Goal:
Copy every entry precisely.

Dataset records:
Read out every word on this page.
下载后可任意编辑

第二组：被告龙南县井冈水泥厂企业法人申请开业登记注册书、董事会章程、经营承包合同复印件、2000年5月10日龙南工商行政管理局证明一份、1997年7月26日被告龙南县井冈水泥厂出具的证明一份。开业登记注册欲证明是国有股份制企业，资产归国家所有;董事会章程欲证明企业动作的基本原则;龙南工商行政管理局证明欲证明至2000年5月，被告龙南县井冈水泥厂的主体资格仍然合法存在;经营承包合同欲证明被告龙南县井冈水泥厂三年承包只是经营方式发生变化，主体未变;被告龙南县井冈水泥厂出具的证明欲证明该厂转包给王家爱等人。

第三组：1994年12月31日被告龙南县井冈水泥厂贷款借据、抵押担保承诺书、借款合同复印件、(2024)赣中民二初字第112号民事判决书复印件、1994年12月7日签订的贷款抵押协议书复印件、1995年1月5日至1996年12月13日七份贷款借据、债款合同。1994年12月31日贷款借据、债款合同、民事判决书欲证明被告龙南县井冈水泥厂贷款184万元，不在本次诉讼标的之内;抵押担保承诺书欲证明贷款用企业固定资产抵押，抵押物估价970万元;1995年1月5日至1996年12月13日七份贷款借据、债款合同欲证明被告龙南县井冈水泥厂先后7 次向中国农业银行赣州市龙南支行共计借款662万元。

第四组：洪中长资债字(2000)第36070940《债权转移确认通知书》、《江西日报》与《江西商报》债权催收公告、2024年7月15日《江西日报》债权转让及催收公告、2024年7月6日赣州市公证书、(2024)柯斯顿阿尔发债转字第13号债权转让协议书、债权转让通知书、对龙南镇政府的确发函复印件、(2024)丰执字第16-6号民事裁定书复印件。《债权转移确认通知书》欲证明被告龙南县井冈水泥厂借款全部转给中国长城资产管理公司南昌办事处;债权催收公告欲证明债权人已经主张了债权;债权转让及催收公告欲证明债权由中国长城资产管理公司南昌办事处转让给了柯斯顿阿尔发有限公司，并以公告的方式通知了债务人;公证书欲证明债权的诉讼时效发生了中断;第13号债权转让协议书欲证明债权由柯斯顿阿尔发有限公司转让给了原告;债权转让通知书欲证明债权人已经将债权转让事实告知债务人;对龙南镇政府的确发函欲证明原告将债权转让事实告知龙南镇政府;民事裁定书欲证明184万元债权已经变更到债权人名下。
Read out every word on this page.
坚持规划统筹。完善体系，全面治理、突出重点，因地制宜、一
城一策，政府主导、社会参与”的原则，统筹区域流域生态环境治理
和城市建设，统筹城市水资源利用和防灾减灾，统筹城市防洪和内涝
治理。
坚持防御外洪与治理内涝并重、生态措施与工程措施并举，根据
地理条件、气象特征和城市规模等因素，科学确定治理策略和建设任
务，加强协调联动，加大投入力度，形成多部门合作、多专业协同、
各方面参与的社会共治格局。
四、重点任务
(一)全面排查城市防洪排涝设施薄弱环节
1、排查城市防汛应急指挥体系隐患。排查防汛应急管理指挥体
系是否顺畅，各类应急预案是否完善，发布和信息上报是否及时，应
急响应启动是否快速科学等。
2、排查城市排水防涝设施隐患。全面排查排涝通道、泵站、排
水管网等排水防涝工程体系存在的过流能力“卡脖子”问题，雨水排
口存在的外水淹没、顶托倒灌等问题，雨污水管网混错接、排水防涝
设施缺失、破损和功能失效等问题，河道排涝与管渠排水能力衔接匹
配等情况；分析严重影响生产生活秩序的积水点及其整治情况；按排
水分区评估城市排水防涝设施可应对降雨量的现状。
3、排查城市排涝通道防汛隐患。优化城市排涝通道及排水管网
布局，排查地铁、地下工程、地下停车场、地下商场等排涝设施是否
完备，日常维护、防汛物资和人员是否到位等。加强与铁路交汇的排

Solved problem:
Read out every word on this page.
下载后可任意编辑

第二组：被告龙南县井冈水泥厂企业法人申请开业登记注册书、董事会章程、经营承包合同复印件、2000年5月10日龙南工商行政管理局证明一份、1997年7月26日被告龙南县井冈水泥厂出具的证明一份。开业登记注册欲证明是国有股份制企业，资产归国家所有;董事会章程欲证明企业动作的基本原则;龙南工商行政管理局证明欲证明至2000年5月，被告龙南县井冈水泥厂的主体资格仍然合法存在;经营承包合同欲证明被告龙南县井冈水泥厂三年承包只是经营方式发生变化，主体未变;被告龙南县井冈水泥厂出具的证明欲证明该厂转包给王家爱等人。

第三组：1994年12月31日被告龙南县井冈水泥厂贷款借据、抵押担保承诺书、借款合同复印件、(2024)赣中民二初字第112号民事判决书复印件、1994年12月7日签订的贷款抵押协议书复印件、1995年1月5日至1996年12月13日七份贷款借据、债款合同。1994年12月31日贷款借据、债款合同、民事判决书欲证明被告龙南县井冈水泥厂贷款184万元，不在本次诉讼标的之内;抵押担保承诺书欲证明贷款用企业固定资产抵押，抵押物估价970万元;1995年1月5日至1996年12月13日七份贷款借据、债款合同欲证明被告龙南县井冈水泥厂先后7 次向中国农业银行赣州市龙南支行共计借款662万元。

第四组：洪中长资债字(2000)第36070940《债权转移确认通知书》、《江西日报》与《江西商报》债权催收公告、2024年7月15日《江西日报》债权转让及催收公告、2024年7月6日赣州市公证书、(2024)柯斯顿阿尔发债转字第13号债权转让协议书、债权转让通知书、对龙南镇政府的确发函复印件、(2024)丰执字第16-6号民事裁定书复印件。《债权转移确认通知书》欲证明被告龙南县井冈水泥厂借款全部转给中国长城资产管理公司南昌办事处;债权催收公告欲证明债权人已经主张了债权;债权转让及催收公告欲证明债权由中国长城资产管理公司南昌办事处转让给了柯斯顿阿尔发有限公司，并以公告的方式通知了债务人;公证书欲证明债权的诉讼时效发生了中断;第13号债权转让协议书欲证明债权由柯斯顿阿尔发有限公司转让给了原告;债权转让通知书欲证明债权人已经将债权转让事实告知债务人;对龙南镇政府的确发函欲证明原告将债权转让事实告知龙南镇政府;民事裁定书欲证明184万元债权已经变更到债权人名下。
Read out every word on this page.
坚持规划统筹。完善体系，全面治理、突出重点，因地制宜、一
城一策，政府主导、社会参与”的原则，统筹区域流域生态环境治理
和城市建设，统筹城市水资源利用和防灾减灾，统筹城市防洪和内涝
治理。
坚持防御外洪与治理内涝并重、生态措施与工程措施并举，根据
地理条件、气象特征和城市规模等因素，科学确定治理策略和建设任
务，加强协调联动，加大投入力度，形成多部门合作、多专业协同、
各方面参与的社会共治格局。
四、重点任务
(一)全面排查城市防洪排涝设施薄弱环节
1、排查城市防汛应急指挥体系隐患。排查防汛应急管理指挥体
系是否顺畅，各类应急预案是否完善，发布和信息上报是否及时，应
急响应启动是否快速科学等。
2、排查城市排水防涝设施隐患。全面排查排涝通道、泵站、排
水管网等排水防涝工程体系存在的过流能力“卡脖子”问题，雨水排
口存在的外水淹没、顶托倒灌等问题，雨污水管网混错接、排水防涝
设施缺失、破损和功能失效等问题，河道排涝与管渠排水能力衔接匹
配等情况；分析严重影响生产生活秩序的积水点及其整治情况；按排
水分区评估城市排水防涝设施可应对降雨量的现状。
3、排查城市排涝通道防汛隐患。优化城市排涝通道及排水管网
布局，排查地铁、地下工程、地下停车场、地下商场等排涝设施是否
完备，日常维护、防汛物资和人员是否到位等。加强与铁路交汇的排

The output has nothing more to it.